### YOUR OBJECTIVE
Scan the data that follows and count the lines with the string "this"; answer with the count alone.

### STORED RECORDS
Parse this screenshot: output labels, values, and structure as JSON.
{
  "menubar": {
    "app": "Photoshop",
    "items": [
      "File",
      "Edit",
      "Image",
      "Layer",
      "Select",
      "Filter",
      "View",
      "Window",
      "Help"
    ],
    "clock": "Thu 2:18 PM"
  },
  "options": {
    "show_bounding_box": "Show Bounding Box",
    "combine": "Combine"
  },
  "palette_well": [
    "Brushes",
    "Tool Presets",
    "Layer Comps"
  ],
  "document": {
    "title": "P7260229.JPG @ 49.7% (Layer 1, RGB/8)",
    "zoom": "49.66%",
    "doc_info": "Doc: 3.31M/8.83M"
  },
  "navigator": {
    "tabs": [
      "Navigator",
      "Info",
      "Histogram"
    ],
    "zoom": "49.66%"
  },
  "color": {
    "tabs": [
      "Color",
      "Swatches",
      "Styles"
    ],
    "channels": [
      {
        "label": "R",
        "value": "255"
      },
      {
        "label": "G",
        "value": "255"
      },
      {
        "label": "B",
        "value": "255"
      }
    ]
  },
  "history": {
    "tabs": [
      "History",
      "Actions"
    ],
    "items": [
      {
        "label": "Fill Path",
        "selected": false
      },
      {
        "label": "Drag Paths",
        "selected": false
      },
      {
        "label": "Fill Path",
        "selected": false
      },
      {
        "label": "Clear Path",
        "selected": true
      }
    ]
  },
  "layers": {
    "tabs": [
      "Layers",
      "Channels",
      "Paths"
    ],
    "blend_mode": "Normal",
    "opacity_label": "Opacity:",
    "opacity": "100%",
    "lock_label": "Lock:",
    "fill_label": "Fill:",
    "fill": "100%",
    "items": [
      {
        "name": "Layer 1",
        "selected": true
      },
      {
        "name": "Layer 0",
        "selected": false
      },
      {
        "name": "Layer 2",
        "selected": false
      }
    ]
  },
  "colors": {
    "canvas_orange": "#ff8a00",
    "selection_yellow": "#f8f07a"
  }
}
==
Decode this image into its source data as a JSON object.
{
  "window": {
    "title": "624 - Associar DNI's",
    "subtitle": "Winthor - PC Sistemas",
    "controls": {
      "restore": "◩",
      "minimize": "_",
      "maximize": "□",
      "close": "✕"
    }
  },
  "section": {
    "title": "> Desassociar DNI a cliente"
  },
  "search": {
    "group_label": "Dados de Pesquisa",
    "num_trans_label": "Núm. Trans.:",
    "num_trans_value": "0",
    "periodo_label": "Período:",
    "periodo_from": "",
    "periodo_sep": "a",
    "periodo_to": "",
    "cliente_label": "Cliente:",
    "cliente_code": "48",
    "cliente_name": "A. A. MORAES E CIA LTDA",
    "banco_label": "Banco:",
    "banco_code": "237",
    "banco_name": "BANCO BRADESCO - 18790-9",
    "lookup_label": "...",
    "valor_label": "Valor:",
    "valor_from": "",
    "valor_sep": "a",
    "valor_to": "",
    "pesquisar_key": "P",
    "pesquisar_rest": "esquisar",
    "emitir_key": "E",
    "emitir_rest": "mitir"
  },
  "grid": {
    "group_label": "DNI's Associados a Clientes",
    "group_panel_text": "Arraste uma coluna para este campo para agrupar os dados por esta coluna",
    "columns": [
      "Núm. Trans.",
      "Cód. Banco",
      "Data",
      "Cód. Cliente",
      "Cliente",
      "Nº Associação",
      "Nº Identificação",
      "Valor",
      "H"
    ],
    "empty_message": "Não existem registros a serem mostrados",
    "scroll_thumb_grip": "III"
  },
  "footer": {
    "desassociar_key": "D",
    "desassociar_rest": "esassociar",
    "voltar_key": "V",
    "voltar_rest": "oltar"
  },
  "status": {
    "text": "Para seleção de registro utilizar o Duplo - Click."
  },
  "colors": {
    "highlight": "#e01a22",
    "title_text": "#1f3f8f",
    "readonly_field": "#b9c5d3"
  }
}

### REPLY
2